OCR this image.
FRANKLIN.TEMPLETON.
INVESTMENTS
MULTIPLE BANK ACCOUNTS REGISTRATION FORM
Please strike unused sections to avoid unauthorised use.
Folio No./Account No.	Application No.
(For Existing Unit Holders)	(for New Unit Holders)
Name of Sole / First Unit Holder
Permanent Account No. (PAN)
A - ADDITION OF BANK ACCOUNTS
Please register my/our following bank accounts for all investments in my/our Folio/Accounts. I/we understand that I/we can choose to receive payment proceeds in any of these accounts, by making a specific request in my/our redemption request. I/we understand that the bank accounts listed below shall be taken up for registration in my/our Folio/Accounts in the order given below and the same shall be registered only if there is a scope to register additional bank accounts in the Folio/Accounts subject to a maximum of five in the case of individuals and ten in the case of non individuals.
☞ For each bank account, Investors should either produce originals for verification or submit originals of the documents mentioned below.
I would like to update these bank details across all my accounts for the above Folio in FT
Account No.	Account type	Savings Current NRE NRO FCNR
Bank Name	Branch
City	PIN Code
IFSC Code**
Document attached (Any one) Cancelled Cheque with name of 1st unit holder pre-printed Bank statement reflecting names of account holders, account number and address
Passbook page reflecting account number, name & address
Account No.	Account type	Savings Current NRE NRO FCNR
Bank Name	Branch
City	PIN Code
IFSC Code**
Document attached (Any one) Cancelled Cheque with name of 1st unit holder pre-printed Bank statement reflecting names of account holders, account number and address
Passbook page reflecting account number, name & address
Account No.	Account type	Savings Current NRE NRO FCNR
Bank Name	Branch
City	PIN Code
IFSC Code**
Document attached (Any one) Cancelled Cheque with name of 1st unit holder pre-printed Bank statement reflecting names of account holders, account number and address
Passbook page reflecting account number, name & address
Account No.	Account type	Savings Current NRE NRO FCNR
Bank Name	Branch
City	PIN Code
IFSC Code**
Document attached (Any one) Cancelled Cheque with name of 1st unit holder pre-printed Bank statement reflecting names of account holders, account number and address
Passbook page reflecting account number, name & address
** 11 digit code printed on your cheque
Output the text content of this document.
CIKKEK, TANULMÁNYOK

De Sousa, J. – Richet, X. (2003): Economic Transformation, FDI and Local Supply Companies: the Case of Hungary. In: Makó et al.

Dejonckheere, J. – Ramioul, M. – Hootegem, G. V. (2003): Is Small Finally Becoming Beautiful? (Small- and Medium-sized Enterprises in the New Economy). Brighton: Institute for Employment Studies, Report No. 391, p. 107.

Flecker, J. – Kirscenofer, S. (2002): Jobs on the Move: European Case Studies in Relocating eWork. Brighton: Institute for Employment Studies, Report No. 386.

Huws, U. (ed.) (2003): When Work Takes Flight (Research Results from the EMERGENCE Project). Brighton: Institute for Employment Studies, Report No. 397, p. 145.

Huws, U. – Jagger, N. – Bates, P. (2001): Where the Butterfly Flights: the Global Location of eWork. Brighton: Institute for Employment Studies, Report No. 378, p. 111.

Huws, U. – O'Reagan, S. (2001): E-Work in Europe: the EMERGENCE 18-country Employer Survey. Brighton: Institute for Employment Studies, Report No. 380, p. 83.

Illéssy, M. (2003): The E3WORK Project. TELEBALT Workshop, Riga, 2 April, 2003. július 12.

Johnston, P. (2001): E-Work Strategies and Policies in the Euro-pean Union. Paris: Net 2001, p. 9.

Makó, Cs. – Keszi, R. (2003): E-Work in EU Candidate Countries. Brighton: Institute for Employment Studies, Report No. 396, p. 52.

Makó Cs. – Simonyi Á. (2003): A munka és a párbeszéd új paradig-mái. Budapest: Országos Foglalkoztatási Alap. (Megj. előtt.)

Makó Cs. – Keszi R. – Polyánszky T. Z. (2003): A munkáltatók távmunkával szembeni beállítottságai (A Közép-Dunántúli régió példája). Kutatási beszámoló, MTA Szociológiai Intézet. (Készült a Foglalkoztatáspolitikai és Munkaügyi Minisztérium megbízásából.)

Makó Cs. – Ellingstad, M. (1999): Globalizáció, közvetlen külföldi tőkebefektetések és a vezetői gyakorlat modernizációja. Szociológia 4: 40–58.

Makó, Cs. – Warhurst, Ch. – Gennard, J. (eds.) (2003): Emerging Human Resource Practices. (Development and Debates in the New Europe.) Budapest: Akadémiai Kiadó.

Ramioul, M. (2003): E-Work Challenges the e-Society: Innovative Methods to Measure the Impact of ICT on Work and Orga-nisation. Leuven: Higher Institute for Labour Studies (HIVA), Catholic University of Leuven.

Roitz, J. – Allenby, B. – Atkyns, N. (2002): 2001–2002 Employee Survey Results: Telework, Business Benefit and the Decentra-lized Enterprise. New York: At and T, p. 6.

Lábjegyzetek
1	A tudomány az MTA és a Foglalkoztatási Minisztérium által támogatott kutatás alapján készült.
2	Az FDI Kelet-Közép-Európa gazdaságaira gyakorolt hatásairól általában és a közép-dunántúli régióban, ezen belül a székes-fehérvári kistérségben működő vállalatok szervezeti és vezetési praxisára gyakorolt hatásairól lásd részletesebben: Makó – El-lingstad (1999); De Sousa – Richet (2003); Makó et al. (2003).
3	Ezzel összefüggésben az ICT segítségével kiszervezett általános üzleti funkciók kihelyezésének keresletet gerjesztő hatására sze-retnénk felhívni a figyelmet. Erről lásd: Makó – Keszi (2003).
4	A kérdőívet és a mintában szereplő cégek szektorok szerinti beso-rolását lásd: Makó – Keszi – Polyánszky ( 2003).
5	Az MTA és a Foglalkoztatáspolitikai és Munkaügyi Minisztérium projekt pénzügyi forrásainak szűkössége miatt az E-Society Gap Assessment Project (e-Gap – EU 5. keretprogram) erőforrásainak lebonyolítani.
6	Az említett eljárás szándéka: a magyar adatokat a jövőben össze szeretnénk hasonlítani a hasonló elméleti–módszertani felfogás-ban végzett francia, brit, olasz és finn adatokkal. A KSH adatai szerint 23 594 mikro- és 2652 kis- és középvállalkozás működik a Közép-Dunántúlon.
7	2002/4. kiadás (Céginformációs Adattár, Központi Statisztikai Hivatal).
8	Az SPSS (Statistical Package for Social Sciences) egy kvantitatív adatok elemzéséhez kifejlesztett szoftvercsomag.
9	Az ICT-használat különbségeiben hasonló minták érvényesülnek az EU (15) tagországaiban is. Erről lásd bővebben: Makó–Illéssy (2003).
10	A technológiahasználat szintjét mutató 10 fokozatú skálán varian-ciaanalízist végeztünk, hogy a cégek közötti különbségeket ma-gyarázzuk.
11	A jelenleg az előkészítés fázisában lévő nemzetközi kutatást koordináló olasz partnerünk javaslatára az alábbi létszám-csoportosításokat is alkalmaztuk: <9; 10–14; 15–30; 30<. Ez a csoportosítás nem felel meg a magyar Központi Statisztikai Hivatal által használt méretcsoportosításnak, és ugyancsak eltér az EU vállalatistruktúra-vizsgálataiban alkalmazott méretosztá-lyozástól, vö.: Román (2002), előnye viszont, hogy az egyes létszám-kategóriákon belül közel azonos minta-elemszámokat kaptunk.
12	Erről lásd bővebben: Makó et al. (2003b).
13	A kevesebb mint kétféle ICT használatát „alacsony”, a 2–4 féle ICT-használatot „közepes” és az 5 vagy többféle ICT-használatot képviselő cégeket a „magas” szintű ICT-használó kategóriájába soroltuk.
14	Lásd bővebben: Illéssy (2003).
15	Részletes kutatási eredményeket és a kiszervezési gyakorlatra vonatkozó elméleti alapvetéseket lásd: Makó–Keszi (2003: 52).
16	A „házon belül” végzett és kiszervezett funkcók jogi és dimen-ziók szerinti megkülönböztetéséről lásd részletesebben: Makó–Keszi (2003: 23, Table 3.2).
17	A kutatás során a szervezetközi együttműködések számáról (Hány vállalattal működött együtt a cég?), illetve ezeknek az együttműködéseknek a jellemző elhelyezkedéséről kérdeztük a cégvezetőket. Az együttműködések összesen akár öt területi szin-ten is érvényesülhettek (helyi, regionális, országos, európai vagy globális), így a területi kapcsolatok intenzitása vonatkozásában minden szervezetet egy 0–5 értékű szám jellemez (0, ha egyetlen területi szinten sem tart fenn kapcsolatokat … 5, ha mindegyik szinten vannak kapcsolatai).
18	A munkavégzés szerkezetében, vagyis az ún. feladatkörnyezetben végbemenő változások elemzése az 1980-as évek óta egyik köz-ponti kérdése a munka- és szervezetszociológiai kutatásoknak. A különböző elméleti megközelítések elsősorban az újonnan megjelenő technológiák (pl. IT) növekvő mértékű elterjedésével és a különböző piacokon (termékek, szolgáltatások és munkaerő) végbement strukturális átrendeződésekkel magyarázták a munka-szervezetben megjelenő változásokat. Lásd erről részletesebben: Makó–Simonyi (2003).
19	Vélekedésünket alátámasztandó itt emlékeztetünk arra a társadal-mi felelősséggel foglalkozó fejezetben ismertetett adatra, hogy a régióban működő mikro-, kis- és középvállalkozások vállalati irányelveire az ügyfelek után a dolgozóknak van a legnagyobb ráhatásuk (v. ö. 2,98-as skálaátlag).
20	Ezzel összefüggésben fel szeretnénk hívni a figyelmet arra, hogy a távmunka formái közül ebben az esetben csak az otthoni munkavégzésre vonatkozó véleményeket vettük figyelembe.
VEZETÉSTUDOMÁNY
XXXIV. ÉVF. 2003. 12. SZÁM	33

* **Request**: Show all lines from the records above where the word "Results" occurs.

* **Exercise solution**:
Huws, U. (ed.) (2003): When Work Takes Flight (Research Results from the EMERGENCE Project). Brighton: Institute for Employment Studies, Report No. 397, p. 145.
Roitz, J. – Allenby, B. – Atkyns, N. (2002): 2001–2002 Employee Survey Results: Telework, Business Benefit and the Decentra-lized Enterprise. New York: At and T, p. 6.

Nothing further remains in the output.